Your task is to output the entries below word for word.

### Data provided

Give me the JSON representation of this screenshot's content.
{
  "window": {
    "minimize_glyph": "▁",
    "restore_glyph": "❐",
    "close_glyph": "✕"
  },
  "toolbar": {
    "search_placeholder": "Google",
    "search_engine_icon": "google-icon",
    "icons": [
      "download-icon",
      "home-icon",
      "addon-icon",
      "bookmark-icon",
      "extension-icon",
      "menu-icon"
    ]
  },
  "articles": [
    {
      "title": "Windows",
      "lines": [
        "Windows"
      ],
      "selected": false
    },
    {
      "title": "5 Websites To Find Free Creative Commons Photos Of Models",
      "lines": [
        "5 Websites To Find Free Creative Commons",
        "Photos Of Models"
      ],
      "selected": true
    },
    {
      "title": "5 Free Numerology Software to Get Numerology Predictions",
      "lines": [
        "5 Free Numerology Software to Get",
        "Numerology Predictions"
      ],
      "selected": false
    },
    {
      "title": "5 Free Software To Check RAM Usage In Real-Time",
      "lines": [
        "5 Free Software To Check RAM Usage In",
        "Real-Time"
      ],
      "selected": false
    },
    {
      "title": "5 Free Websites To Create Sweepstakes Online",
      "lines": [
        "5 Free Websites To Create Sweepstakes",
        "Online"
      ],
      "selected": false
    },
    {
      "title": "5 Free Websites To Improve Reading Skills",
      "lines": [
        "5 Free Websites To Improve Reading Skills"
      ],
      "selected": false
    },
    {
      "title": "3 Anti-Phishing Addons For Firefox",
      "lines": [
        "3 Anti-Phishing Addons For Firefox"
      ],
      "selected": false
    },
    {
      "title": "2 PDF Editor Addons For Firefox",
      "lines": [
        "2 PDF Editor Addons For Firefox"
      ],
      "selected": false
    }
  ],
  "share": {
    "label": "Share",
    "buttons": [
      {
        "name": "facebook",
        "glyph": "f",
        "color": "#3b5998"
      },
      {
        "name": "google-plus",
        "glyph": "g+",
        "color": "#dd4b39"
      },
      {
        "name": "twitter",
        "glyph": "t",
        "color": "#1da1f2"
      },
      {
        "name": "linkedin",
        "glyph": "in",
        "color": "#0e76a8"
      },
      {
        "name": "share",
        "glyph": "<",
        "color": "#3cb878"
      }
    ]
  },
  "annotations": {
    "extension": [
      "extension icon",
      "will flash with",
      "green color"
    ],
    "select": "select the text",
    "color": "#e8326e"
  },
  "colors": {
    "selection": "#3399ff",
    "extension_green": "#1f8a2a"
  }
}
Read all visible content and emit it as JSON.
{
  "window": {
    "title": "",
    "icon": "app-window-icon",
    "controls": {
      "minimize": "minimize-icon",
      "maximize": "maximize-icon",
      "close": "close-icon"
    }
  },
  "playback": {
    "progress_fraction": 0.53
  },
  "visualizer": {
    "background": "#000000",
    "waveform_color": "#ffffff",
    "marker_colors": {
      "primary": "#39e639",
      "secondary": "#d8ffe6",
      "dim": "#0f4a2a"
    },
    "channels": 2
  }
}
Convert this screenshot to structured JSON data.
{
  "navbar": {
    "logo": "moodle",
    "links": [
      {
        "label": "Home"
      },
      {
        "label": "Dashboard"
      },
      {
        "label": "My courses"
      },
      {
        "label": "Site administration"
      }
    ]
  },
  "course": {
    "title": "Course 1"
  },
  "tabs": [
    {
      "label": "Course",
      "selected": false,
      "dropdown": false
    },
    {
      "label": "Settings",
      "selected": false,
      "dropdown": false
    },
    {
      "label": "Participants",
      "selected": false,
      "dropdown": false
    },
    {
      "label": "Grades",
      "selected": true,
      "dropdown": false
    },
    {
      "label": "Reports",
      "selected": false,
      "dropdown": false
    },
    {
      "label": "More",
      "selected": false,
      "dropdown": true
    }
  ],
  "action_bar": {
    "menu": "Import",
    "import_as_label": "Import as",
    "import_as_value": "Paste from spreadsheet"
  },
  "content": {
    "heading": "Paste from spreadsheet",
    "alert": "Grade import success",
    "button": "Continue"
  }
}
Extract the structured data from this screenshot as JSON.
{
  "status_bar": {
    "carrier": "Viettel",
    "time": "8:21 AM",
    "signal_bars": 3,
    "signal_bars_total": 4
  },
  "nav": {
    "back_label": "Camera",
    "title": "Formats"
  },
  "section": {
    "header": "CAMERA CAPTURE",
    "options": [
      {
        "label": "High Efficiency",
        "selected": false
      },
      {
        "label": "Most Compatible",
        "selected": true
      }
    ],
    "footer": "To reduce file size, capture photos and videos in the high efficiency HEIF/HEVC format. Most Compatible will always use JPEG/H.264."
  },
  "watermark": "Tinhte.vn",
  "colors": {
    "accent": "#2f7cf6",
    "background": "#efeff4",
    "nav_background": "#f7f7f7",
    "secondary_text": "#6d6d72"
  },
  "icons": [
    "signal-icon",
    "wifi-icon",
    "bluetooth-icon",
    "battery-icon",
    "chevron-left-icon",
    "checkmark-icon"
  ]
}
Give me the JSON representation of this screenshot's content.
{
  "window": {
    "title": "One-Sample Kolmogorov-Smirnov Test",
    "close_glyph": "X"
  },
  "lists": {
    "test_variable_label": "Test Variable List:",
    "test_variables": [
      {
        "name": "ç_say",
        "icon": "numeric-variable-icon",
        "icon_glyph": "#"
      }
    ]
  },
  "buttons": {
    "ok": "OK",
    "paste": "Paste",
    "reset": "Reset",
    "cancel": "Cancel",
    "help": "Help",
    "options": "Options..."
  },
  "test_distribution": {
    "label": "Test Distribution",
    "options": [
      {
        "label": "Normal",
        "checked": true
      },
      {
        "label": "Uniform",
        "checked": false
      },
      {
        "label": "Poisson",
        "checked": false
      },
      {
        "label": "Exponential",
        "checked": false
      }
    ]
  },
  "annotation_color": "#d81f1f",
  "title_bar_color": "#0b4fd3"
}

######

The reply.
Give me the JSON representation of this screenshot's content.
{
  "window": {
    "minimize_glyph": "▁",
    "restore_glyph": "❐",
    "close_glyph": "✕"
  },
  "toolbar": {
    "search_placeholder": "Google",
    "search_engine_icon": "google-icon",
    "icons": [
      "download-icon",
      "home-icon",
      "addon-icon",
      "bookmark-icon",
      "extension-icon",
      "menu-icon"
    ]
  },
  "articles": [
    {
      "title": "Windows",
      "lines": [
        "Windows"
      ],
      "selected": false
    },
    {
      "title": "5 Websites To Find Free Creative Commons Photos Of Models",
      "lines": [
        "5 Websites To Find Free Creative Commons",
        "Photos Of Models"
      ],
      "selected": true
    },
    {
      "title": "5 Free Numerology Software to Get Numerology Predictions",
      "lines": [
        "5 Free Numerology Software to Get",
        "Numerology Predictions"
      ],
      "selected": false
    },
    {
      "title": "5 Free Software To Check RAM Usage In Real-Time",
      "lines": [
        "5 Free Software To Check RAM Usage In",
        "Real-Time"
      ],
      "selected": false
    },
    {
      "title": "5 Free Websites To Create Sweepstakes Online",
      "lines": [
        "5 Free Websites To Create Sweepstakes",
        "Online"
      ],
      "selected": false
    },
    {
      "title": "5 Free Websites To Improve Reading Skills",
      "lines": [
        "5 Free Websites To Improve Reading Skills"
      ],
      "selected": false
    },
    {
      "title": "3 Anti-Phishing Addons For Firefox",
      "lines": [
        "3 Anti-Phishing Addons For Firefox"
      ],
      "selected": false
    },
    {
      "title": "2 PDF Editor Addons For Firefox",
      "lines": [
        "2 PDF Editor Addons For Firefox"
      ],
      "selected": false
    }
  ],
  "share": {
    "label": "Share",
    "buttons": [
      {
        "name": "facebook",
        "glyph": "f",
        "color": "#3b5998"
      },
      {
        "name": "google-plus",
        "glyph": "g+",
        "color": "#dd4b39"
      },
      {
        "name": "twitter",
        "glyph": "t",
        "color": "#1da1f2"
      },
      {
        "name": "linkedin",
        "glyph": "in",
        "color": "#0e76a8"
      },
      {
        "name": "share",
        "glyph": "<",
        "color": "#3cb878"
      }
    ]
  },
  "annotations": {
    "extension": [
      "extension icon",
      "will flash with",
      "green color"
    ],
    "select": "select the text",
    "color": "#e8326e"
  },
  "colors": {
    "selection": "#3399ff",
    "extension_green": "#1f8a2a"
  }
}
Read all visible content and emit it as JSON.
{
  "window": {
    "title": "",
    "icon": "app-window-icon",
    "controls": {
      "minimize": "minimize-icon",
      "maximize": "maximize-icon",
      "close": "close-icon"
    }
  },
  "playback": {
    "progress_fraction": 0.53
  },
  "visualizer": {
    "background": "#000000",
    "waveform_color": "#ffffff",
    "marker_colors": {
      "primary": "#39e639",
      "secondary": "#d8ffe6",
      "dim": "#0f4a2a"
    },
    "channels": 2
  }
}
Convert this screenshot to structured JSON data.
{
  "navbar": {
    "logo": "moodle",
    "links": [
      {
        "label": "Home"
      },
      {
        "label": "Dashboard"
      },
      {
        "label": "My courses"
      },
      {
        "label": "Site administration"
      }
    ]
  },
  "course": {
    "title": "Course 1"
  },
  "tabs": [
    {
      "label": "Course",
      "selected": false,
      "dropdown": false
    },
    {
      "label": "Settings",
      "selected": false,
      "dropdown": false
    },
    {
      "label": "Participants",
      "selected": false,
      "dropdown": false
    },
    {
      "label": "Grades",
      "selected": true,
      "dropdown": false
    },
    {
      "label": "Reports",
      "selected": false,
      "dropdown": false
    },
    {
      "label": "More",
      "selected": false,
      "dropdown": true
    }
  ],
  "action_bar": {
    "menu": "Import",
    "import_as_label": "Import as",
    "import_as_value": "Paste from spreadsheet"
  },
  "content": {
    "heading": "Paste from spreadsheet",
    "alert": "Grade import success",
    "button": "Continue"
  }
}
Extract the structured data from this screenshot as JSON.
{
  "status_bar": {
    "carrier": "Viettel",
    "time": "8:21 AM",
    "signal_bars": 3,
    "signal_bars_total": 4
  },
  "nav": {
    "back_label": "Camera",
    "title": "Formats"
  },
  "section": {
    "header": "CAMERA CAPTURE",
    "options": [
      {
        "label": "High Efficiency",
        "selected": false
      },
      {
        "label": "Most Compatible",
        "selected": true
      }
    ],
    "footer": "To reduce file size, capture photos and videos in the high efficiency HEIF/HEVC format. Most Compatible will always use JPEG/H.264."
  },
  "watermark": "Tinhte.vn",
  "colors": {
    "accent": "#2f7cf6",
    "background": "#efeff4",
    "nav_background": "#f7f7f7",
    "secondary_text": "#6d6d72"
  },
  "icons": [
    "signal-icon",
    "wifi-icon",
    "bluetooth-icon",
    "battery-icon",
    "chevron-left-icon",
    "checkmark-icon"
  ]
}
Give me the JSON representation of this screenshot's content.
{
  "window": {
    "title": "One-Sample Kolmogorov-Smirnov Test",
    "close_glyph": "X"
  },
  "lists": {
    "test_variable_label": "Test Variable List:",
    "test_variables": [
      {
        "name": "ç_say",
        "icon": "numeric-variable-icon",
        "icon_glyph": "#"
      }
    ]
  },
  "buttons": {
    "ok": "OK",
    "paste": "Paste",
    "reset": "Reset",
    "cancel": "Cancel",
    "help": "Help",
    "options": "Options..."
  },
  "test_distribution": {
    "label": "Test Distribution",
    "options": [
      {
        "label": "Normal",
        "checked": true
      },
      {
        "label": "Uniform",
        "checked": false
      },
      {
        "label": "Poisson",
        "checked": false
      },
      {
        "label": "Exponential",
        "checked": false
      }
    ]
  },
  "annotation_color": "#d81f1f",
  "title_bar_color": "#0b4fd3"
}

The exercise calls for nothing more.